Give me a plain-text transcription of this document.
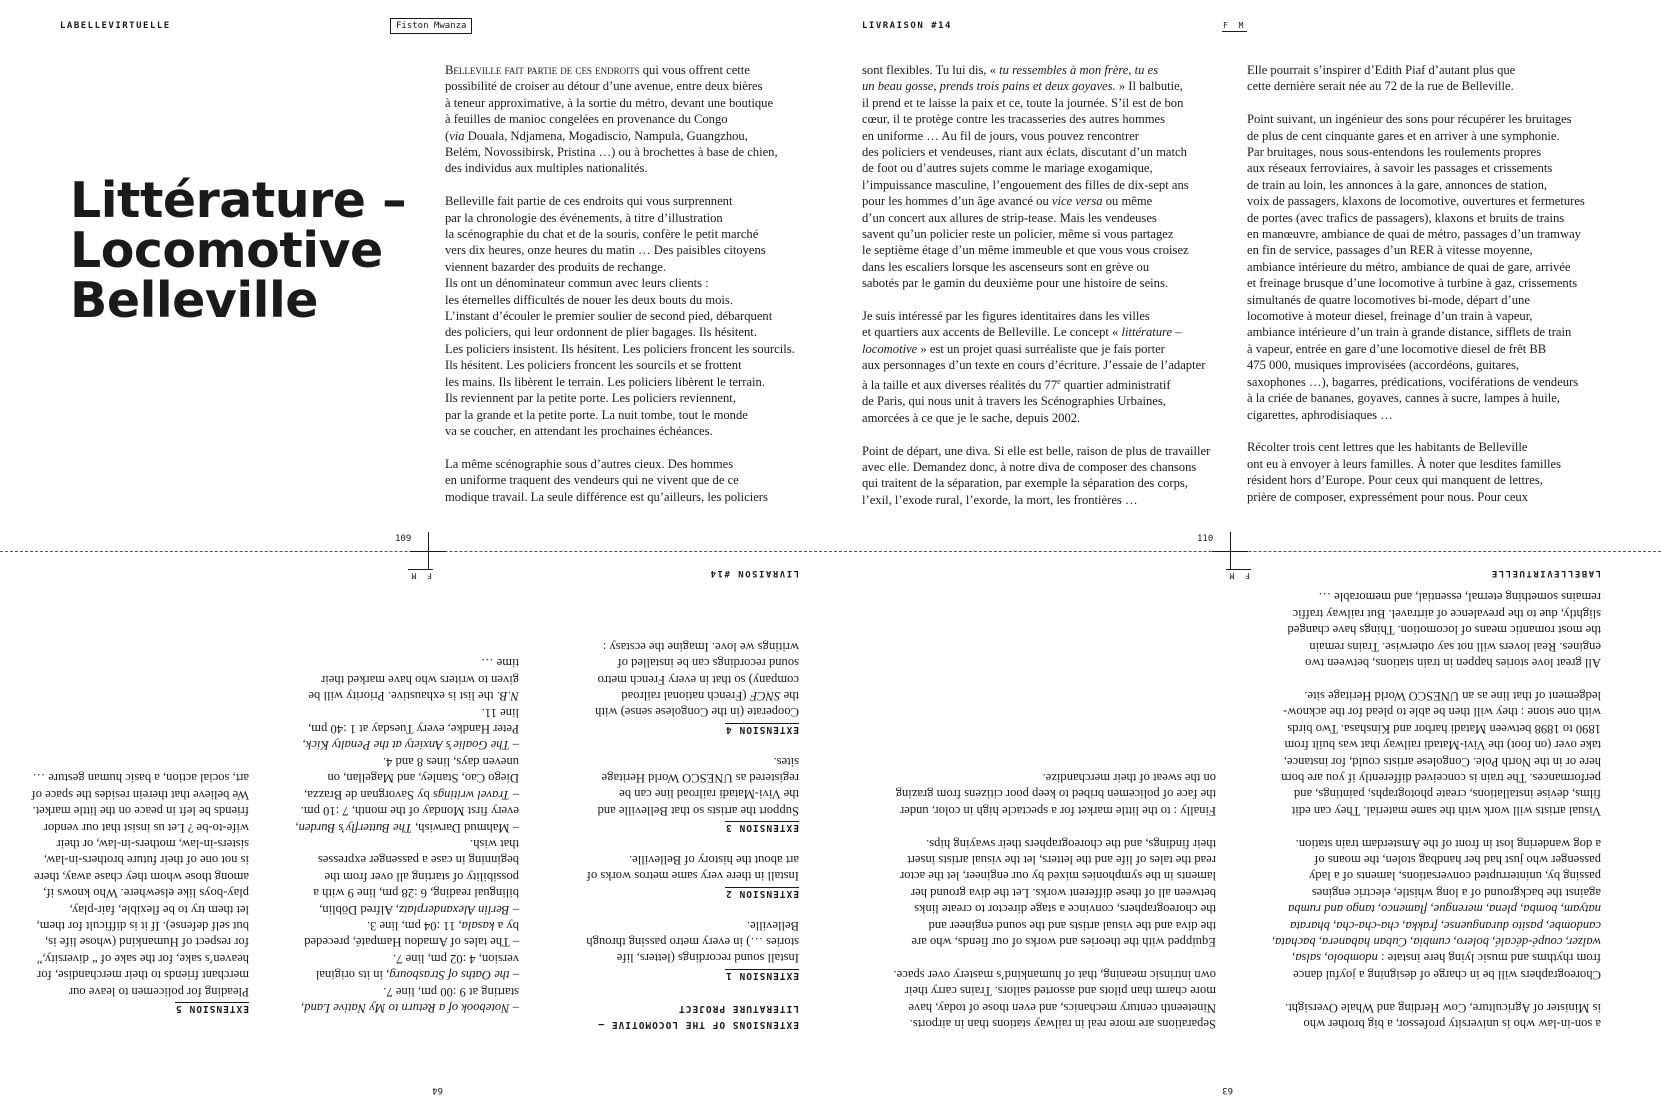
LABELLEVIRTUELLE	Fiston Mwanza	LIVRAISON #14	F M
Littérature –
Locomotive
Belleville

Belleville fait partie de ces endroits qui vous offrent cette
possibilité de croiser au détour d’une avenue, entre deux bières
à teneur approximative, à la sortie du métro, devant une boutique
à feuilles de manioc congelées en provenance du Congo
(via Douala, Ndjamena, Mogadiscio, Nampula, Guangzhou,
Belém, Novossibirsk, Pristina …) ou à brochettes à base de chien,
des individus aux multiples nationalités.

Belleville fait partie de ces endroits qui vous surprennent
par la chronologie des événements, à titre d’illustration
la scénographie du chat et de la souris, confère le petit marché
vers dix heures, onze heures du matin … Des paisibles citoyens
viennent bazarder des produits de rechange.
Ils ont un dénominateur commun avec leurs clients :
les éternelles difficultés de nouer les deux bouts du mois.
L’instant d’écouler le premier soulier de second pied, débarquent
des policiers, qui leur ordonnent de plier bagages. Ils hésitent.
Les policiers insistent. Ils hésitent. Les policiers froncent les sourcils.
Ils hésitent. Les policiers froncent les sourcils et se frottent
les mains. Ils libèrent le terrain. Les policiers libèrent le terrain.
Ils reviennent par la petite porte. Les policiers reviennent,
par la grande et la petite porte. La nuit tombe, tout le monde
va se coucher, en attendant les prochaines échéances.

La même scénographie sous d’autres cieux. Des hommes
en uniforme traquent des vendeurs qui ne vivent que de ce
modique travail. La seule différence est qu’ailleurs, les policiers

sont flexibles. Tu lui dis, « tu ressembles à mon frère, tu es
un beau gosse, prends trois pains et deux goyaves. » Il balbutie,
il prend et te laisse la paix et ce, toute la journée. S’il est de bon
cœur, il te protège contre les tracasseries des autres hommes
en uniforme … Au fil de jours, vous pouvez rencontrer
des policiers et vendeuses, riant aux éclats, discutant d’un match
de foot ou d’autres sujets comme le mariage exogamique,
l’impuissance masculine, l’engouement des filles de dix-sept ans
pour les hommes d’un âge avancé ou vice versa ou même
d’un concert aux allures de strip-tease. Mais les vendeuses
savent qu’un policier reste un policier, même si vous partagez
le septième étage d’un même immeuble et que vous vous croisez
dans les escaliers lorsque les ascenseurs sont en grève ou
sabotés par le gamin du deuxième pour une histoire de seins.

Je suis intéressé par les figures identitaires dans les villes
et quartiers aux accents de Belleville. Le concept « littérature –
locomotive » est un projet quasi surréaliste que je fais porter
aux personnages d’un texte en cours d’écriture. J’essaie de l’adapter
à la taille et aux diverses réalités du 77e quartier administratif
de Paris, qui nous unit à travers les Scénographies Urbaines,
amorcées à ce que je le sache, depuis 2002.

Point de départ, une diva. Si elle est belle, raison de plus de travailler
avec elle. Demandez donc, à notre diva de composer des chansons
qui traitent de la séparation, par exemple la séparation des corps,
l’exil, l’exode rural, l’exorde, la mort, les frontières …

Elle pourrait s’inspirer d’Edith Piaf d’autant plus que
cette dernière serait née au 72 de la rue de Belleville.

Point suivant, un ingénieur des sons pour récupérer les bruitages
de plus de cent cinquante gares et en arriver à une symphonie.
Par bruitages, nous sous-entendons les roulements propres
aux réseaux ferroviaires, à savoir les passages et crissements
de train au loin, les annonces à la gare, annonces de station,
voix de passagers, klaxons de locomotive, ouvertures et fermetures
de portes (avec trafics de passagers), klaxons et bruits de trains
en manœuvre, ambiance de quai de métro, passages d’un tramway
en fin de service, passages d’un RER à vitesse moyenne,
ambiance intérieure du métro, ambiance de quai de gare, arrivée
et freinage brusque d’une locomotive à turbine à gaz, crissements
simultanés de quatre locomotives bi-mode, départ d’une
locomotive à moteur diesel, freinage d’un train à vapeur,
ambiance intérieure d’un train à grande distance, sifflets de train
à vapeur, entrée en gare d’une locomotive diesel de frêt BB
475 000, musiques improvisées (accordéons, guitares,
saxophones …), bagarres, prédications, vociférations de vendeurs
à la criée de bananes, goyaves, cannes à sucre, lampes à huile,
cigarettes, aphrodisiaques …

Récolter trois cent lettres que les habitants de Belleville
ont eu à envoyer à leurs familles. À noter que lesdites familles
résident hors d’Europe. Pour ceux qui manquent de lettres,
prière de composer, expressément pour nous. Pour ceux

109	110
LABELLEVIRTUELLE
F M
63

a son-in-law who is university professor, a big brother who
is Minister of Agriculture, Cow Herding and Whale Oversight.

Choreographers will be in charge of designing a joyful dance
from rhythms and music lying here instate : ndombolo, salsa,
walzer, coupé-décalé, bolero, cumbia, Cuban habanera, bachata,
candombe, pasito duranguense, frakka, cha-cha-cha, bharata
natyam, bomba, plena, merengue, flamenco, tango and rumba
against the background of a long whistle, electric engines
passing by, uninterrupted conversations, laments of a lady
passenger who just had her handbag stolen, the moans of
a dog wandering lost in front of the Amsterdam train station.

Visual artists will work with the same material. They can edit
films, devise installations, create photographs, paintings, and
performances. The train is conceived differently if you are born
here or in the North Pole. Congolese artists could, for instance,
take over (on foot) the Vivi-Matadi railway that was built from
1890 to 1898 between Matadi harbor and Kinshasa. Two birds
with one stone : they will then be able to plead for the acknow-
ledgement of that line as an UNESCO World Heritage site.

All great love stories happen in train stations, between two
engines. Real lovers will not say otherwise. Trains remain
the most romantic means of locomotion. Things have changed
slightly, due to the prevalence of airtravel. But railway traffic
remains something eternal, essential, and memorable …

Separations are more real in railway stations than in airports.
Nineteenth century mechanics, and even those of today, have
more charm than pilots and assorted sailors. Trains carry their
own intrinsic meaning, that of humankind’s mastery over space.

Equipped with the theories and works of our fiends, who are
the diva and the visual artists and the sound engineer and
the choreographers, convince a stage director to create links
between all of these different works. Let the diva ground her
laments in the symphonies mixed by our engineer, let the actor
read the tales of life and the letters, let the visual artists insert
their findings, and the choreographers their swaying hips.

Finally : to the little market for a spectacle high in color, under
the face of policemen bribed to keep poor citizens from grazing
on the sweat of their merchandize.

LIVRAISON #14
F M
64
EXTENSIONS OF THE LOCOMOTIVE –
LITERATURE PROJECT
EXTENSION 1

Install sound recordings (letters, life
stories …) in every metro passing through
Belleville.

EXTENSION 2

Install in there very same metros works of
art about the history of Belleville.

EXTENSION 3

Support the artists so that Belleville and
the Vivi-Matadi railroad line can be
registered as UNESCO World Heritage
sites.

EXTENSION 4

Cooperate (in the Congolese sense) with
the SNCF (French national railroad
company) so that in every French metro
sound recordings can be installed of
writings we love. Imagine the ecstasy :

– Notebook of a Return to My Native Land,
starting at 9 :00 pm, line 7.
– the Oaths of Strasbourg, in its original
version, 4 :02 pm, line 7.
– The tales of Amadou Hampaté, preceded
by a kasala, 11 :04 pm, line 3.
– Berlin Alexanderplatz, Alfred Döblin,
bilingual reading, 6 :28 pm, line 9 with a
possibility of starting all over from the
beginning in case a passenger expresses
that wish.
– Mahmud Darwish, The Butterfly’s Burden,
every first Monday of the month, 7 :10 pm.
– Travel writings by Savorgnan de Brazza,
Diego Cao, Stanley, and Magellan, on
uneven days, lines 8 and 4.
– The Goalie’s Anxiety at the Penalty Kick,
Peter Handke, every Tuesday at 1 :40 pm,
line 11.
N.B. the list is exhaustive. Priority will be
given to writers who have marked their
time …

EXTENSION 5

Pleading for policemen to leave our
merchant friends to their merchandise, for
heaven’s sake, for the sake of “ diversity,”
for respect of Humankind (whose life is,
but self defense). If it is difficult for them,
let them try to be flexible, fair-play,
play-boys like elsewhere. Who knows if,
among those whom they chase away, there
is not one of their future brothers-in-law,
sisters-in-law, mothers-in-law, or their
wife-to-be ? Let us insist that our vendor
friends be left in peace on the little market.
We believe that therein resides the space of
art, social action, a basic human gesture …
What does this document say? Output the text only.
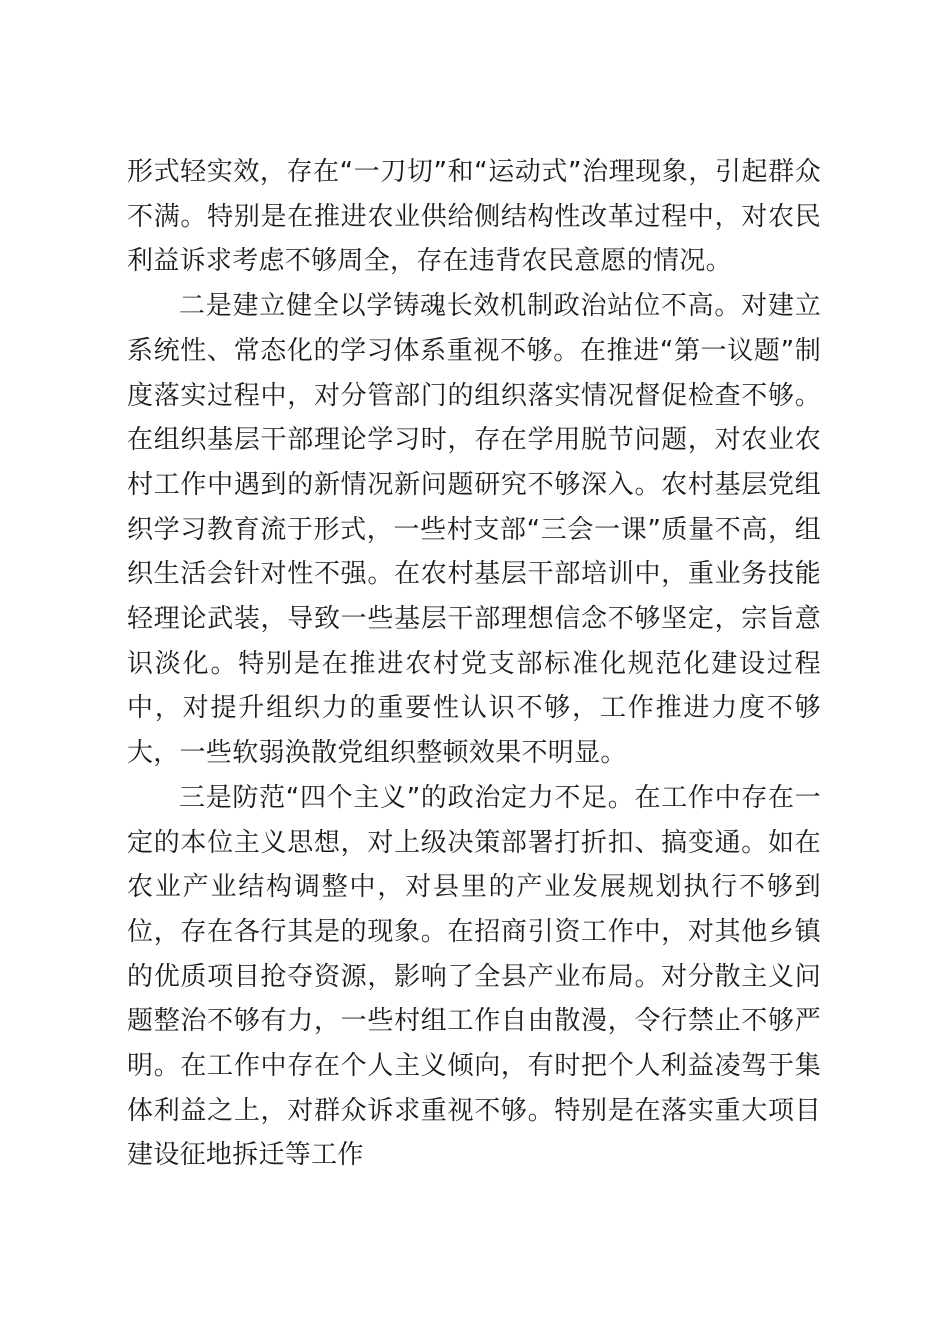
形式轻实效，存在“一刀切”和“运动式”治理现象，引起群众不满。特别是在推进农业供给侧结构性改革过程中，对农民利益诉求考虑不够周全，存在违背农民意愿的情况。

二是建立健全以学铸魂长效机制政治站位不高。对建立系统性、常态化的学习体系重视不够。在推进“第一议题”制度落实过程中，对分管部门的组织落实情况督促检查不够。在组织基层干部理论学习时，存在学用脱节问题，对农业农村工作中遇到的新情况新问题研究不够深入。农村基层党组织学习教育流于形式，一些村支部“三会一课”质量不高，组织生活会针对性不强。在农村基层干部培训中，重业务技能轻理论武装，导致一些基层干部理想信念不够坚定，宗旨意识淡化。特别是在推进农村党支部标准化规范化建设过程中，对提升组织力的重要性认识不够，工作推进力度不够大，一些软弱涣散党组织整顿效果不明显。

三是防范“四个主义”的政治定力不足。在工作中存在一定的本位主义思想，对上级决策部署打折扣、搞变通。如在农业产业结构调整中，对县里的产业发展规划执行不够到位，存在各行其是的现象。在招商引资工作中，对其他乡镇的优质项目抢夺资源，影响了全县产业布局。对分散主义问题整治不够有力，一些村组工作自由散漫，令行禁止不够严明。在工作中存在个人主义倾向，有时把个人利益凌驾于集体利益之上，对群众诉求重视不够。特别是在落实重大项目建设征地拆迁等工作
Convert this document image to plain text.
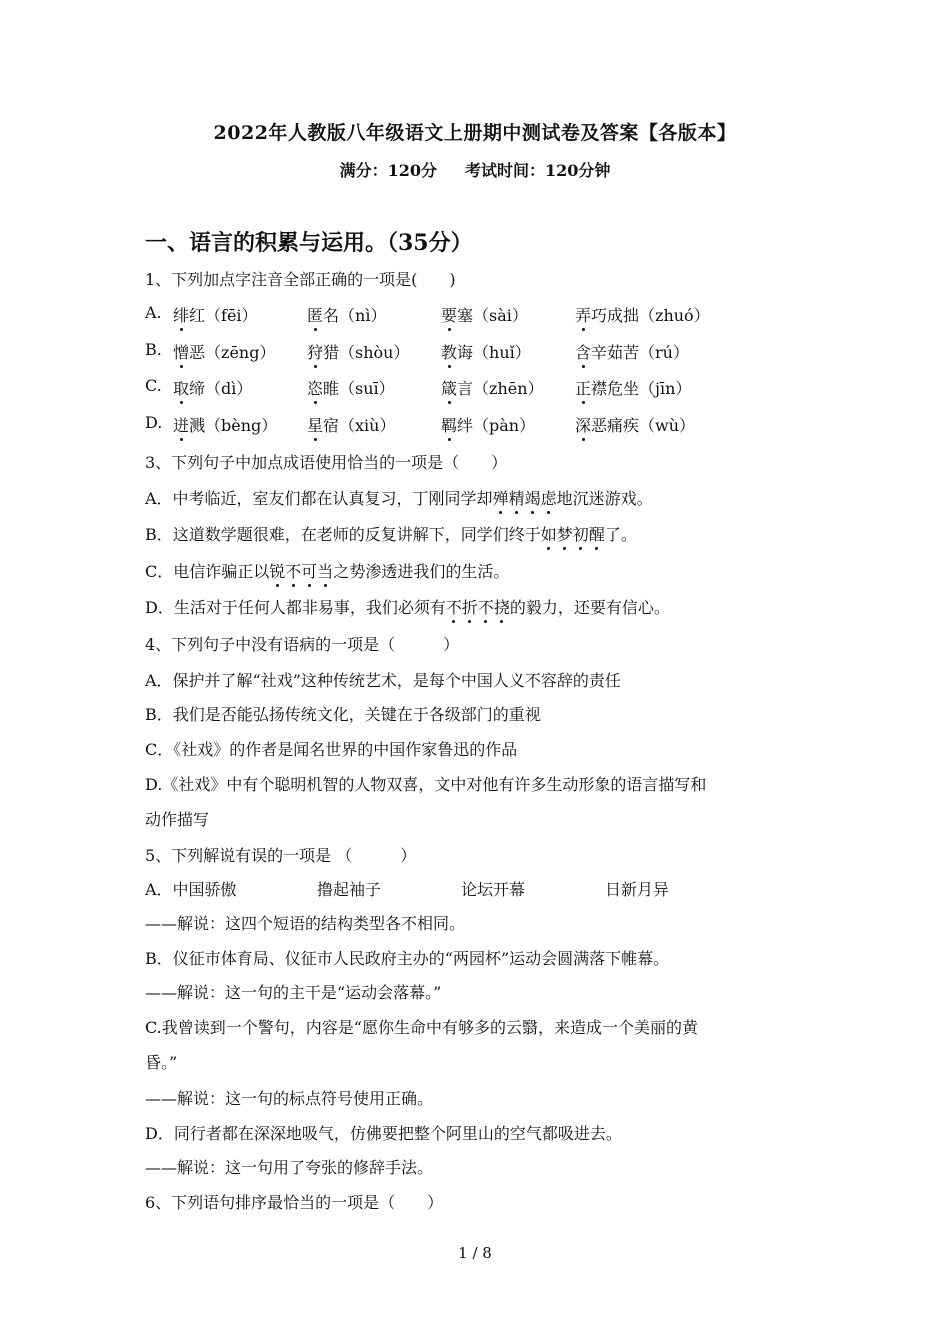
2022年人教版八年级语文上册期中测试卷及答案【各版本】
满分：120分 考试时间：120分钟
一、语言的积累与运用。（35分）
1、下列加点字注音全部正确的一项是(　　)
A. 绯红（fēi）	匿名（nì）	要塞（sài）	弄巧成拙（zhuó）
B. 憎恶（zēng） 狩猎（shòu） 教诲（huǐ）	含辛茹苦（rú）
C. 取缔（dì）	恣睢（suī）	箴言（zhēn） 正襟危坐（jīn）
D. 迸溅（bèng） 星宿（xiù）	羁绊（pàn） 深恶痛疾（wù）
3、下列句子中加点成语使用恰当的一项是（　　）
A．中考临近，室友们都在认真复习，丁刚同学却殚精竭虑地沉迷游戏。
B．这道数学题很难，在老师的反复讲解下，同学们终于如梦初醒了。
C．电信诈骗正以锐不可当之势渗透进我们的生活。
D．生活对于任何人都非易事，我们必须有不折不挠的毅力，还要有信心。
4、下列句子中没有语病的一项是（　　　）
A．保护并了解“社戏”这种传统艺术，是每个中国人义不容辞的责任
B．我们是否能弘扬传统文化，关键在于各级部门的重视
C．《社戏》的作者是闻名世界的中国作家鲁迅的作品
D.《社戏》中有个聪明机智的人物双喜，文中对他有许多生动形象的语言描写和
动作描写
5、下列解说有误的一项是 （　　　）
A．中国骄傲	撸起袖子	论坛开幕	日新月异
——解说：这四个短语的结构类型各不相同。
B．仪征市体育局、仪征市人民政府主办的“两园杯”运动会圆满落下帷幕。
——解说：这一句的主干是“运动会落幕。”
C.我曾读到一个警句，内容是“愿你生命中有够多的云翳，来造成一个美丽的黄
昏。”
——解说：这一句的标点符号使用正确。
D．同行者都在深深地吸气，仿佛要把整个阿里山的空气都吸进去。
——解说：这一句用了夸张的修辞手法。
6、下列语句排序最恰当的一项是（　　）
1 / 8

·····

Which lines contain the word "sound"? Copy each of them.

*WRITTEN RESPONSE*.
the diva and the visual artists and the sound engineer and
Install sound recordings (letters, life
sound recordings can be installed of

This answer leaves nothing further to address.